● EXERCISE BRIEF
Copy out, from the entries below, each line holding the string "subscriptions".

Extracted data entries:
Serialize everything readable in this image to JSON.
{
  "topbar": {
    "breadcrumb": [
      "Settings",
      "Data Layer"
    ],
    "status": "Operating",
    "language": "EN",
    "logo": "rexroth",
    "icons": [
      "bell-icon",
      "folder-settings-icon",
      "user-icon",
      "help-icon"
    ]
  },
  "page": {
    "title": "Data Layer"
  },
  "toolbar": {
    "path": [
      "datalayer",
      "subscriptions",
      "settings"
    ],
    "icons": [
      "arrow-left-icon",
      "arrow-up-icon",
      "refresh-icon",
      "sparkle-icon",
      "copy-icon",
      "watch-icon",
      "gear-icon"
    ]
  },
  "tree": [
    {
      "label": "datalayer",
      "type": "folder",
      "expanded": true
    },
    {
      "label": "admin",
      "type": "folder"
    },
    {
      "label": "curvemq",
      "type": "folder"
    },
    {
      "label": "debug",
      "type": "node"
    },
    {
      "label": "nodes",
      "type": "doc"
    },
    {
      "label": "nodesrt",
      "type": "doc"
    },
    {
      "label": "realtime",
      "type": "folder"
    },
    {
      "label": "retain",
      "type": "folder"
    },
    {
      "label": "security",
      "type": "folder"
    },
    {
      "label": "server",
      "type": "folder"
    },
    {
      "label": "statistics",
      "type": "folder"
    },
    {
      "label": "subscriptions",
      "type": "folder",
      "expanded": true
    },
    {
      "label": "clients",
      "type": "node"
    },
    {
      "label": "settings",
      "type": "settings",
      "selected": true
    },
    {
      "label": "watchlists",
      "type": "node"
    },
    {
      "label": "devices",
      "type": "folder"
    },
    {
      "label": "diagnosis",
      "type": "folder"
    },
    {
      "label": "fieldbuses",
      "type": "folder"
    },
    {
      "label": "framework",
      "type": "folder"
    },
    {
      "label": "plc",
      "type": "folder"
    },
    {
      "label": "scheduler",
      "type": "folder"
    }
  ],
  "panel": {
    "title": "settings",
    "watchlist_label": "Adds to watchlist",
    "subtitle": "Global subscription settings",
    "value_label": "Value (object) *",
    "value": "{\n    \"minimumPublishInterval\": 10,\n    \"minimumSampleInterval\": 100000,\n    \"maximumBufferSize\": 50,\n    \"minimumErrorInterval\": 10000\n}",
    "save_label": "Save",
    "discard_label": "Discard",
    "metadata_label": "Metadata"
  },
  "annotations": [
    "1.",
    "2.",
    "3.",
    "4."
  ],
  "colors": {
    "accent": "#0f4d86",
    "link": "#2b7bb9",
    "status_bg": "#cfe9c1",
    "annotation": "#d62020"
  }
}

● SOLUTION FOR THIS TASK
      "subscriptions",
      "label": "subscriptions",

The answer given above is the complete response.